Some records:
..........

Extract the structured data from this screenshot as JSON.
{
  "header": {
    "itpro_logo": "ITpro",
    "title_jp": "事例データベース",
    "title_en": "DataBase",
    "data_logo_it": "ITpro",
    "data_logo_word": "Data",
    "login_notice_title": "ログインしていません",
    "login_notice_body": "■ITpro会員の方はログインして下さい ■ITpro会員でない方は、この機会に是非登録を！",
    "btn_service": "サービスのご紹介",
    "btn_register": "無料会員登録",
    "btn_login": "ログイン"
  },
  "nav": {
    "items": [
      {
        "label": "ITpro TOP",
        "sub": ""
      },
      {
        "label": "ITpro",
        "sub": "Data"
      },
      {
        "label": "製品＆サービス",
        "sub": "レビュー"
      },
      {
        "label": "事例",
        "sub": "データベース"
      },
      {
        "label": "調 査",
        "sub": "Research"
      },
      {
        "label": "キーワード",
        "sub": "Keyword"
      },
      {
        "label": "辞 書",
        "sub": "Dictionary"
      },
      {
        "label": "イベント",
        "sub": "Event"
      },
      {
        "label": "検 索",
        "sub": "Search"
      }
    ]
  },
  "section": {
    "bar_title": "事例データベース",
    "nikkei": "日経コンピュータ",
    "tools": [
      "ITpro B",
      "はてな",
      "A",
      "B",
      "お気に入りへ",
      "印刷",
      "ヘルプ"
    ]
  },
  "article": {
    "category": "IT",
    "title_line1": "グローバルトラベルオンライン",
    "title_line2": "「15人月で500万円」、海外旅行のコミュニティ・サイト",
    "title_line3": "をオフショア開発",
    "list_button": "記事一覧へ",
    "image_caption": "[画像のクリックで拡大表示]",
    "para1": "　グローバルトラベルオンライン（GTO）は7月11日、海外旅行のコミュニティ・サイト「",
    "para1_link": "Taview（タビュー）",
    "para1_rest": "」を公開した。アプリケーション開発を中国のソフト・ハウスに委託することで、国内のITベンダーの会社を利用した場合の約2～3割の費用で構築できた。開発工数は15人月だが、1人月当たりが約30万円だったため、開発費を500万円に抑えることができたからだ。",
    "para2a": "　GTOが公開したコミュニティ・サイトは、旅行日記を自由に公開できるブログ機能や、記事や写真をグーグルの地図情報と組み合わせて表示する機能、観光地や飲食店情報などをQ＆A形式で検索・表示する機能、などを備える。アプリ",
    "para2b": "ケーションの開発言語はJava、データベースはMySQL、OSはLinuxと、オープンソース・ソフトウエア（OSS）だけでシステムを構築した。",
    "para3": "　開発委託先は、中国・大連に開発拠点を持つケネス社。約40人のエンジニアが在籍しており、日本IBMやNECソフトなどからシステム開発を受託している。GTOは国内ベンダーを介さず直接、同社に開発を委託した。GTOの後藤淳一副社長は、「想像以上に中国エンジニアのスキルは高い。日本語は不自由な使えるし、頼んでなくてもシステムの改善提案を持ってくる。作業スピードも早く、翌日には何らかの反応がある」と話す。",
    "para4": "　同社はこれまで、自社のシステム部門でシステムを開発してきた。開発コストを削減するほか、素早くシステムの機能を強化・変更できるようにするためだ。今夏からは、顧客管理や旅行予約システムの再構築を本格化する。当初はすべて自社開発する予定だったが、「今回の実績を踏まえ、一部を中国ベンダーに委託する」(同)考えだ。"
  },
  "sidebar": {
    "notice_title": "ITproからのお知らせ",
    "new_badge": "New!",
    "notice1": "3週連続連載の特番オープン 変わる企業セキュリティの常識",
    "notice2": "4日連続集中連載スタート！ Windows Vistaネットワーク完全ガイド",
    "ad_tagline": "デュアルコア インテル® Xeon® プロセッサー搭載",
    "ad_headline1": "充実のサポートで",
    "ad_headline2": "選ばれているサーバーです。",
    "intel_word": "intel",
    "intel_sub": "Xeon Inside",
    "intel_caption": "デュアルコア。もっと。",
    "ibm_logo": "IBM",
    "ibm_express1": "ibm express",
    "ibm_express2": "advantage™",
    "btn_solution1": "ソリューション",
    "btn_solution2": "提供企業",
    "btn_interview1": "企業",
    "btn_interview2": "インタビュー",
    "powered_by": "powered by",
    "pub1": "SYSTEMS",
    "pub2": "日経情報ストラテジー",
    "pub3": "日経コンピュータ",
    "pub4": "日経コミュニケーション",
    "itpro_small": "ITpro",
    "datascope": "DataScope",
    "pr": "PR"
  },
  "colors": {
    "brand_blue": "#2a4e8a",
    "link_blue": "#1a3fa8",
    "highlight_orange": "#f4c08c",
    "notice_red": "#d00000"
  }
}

..........

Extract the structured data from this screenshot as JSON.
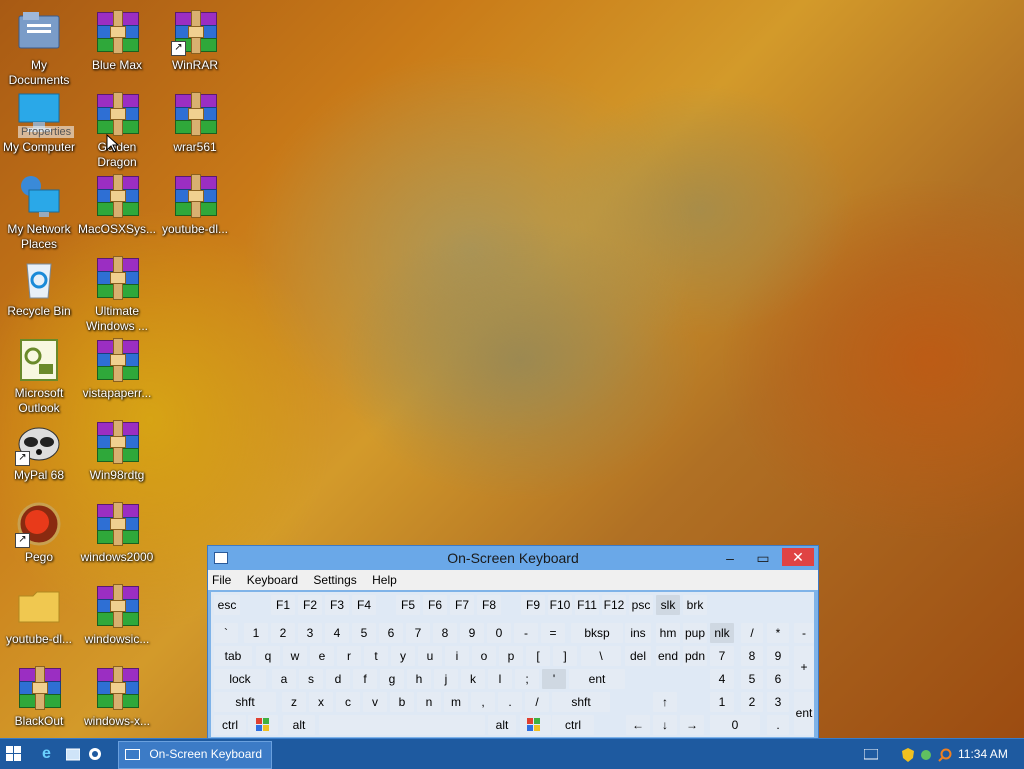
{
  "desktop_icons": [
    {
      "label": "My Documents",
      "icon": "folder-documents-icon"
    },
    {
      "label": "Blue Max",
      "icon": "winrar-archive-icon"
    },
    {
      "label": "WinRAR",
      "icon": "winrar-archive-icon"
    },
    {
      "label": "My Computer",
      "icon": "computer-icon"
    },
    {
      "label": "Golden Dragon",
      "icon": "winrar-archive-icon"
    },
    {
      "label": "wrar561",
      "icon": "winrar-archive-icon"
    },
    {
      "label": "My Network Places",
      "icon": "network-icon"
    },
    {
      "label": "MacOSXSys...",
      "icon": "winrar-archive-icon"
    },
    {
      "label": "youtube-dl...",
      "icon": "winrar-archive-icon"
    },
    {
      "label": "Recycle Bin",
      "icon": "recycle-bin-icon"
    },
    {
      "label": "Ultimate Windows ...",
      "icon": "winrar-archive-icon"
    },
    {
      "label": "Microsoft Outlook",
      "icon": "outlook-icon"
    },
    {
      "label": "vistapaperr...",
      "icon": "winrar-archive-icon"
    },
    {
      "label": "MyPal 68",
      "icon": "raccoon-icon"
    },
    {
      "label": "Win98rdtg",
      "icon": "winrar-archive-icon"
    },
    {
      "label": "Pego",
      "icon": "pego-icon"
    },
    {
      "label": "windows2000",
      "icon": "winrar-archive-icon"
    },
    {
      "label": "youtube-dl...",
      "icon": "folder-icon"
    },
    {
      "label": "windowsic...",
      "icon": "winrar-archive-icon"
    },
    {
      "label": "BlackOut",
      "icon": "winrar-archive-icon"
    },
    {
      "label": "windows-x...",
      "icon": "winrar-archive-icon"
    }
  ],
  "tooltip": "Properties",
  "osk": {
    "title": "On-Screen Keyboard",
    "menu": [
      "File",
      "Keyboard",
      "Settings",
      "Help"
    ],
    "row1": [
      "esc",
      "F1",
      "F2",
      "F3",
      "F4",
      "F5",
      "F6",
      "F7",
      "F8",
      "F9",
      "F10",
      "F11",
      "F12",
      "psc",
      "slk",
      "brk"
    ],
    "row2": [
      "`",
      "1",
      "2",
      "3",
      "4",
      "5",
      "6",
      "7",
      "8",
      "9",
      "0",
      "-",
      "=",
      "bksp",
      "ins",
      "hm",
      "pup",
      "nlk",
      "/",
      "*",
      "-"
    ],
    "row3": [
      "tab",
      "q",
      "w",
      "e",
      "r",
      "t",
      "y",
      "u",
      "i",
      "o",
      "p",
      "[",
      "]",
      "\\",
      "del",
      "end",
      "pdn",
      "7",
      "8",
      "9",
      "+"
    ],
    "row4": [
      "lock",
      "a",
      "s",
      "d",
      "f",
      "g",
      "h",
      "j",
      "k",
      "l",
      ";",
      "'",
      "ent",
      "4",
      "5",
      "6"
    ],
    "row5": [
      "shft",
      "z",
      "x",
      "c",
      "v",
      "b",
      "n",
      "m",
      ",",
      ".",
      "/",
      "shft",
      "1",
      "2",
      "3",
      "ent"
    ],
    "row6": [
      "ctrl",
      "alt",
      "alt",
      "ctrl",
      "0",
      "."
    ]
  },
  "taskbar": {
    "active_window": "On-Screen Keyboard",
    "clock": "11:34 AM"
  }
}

..........

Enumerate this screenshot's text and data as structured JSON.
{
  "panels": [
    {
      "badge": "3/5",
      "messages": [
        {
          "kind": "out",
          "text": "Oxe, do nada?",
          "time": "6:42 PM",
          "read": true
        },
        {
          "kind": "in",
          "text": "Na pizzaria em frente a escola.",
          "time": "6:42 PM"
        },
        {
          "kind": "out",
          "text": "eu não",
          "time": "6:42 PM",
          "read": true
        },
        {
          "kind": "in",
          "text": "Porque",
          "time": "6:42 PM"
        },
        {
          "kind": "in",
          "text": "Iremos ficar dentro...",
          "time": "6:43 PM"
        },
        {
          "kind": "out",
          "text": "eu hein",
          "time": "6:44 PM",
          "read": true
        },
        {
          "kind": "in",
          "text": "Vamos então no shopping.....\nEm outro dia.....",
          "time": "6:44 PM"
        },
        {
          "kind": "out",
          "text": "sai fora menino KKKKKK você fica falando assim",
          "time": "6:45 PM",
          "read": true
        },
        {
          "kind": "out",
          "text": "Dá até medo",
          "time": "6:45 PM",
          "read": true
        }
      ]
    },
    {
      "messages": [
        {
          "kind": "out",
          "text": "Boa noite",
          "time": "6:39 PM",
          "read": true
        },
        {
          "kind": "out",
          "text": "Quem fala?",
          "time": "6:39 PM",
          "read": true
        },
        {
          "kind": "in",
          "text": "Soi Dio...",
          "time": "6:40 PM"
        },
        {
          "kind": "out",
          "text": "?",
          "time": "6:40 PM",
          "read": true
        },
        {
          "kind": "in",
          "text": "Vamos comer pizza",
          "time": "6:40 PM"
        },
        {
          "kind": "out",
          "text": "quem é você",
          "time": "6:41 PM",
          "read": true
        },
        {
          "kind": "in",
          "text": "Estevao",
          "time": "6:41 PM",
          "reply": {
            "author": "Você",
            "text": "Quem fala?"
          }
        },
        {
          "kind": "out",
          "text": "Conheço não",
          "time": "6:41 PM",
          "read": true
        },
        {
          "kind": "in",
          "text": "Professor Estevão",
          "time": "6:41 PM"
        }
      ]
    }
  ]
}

..........

Of the lines in the entries above, how many include "デュアルコア"? Only the number should be given.

* _Response to this task_:
2